Short problem: Transcribe every entry word for word. Skip the pictures.

#####

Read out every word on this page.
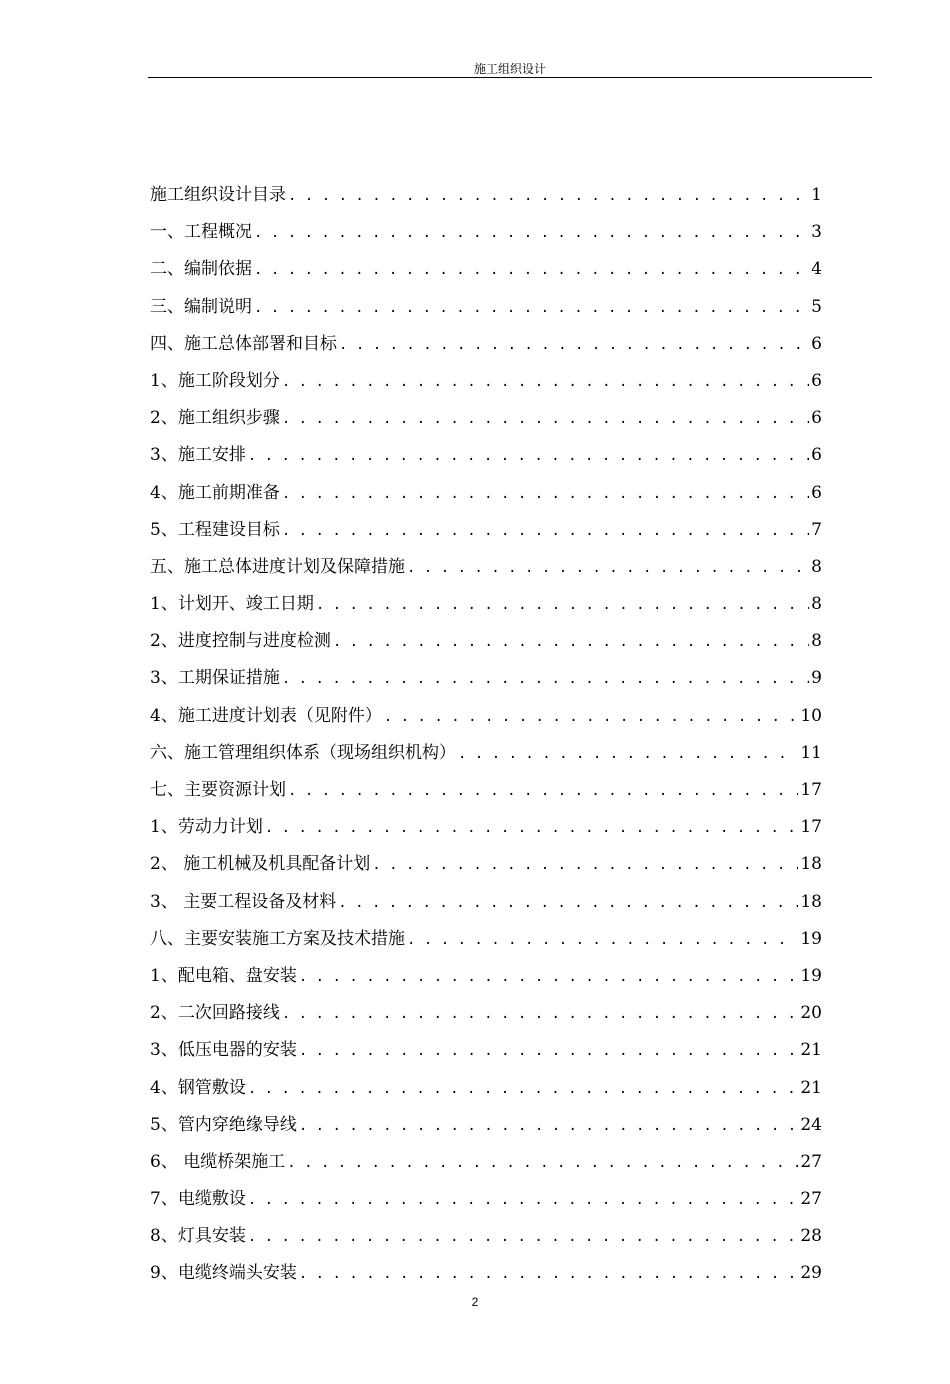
施工组织设计
施工组织设计目录 . . .	1
一、工程概况 . . .	3
二、编制依据 . . .	4
三、编制说明 . . .	5
四、施工总体部署和目标 . . .	6
1、施工阶段划分 . . .	6
2、施工组织步骤 . . .	6
3、施工安排 . . .	6
4、施工前期准备 . . .	6
5、工程建设目标 . . .	7
五、施工总体进度计划及保障措施 . . .	8
1、计划开、竣工日期 . . .	8
2、进度控制与进度检测 . . .	8
3、工期保证措施 . . .	9
4、施工进度计划表（见附件） . . .	10
六、施工管理组织体系（现场组织机构） . . .	11
七、主要资源计划 . . .	17
1、劳动力计划 . . .	17
2、 施工机械及机具配备计划 . . .	18
3、 主要工程设备及材料 . . .	18
八、主要安装施工方案及技术措施 . . .	19
1、配电箱、盘安装 . . .	19
2、二次回路接线 . . .	20
3、低压电器的安装 . . .	21
4、钢管敷设 . . .	21
5、管内穿绝缘导线 . . .	24
6、 电缆桥架施工 . . .	27
7、电缆敷设 . . .	27
8、灯具安装 . . .	28
9、电缆终端头安装 . . .	29
2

#####

Output of the exercise:
Read out every word on this page.
施工组织设计
施工组织设计目录 . . .	1
一、工程概况 . . .	3
二、编制依据 . . .	4
三、编制说明 . . .	5
四、施工总体部署和目标 . . .	6
1、施工阶段划分 . . .	6
2、施工组织步骤 . . .	6
3、施工安排 . . .	6
4、施工前期准备 . . .	6
5、工程建设目标 . . .	7
五、施工总体进度计划及保障措施 . . .	8
1、计划开、竣工日期 . . .	8
2、进度控制与进度检测 . . .	8
3、工期保证措施 . . .	9
4、施工进度计划表（见附件） . . .	10
六、施工管理组织体系（现场组织机构） . . .	11
七、主要资源计划 . . .	17
1、劳动力计划 . . .	17
2、 施工机械及机具配备计划 . . .	18
3、 主要工程设备及材料 . . .	18
八、主要安装施工方案及技术措施 . . .	19
1、配电箱、盘安装 . . .	19
2、二次回路接线 . . .	20
3、低压电器的安装 . . .	21
4、钢管敷设 . . .	21
5、管内穿绝缘导线 . . .	24
6、 电缆桥架施工 . . .	27
7、电缆敷设 . . .	27
8、灯具安装 . . .	28
9、电缆终端头安装 . . .	29
2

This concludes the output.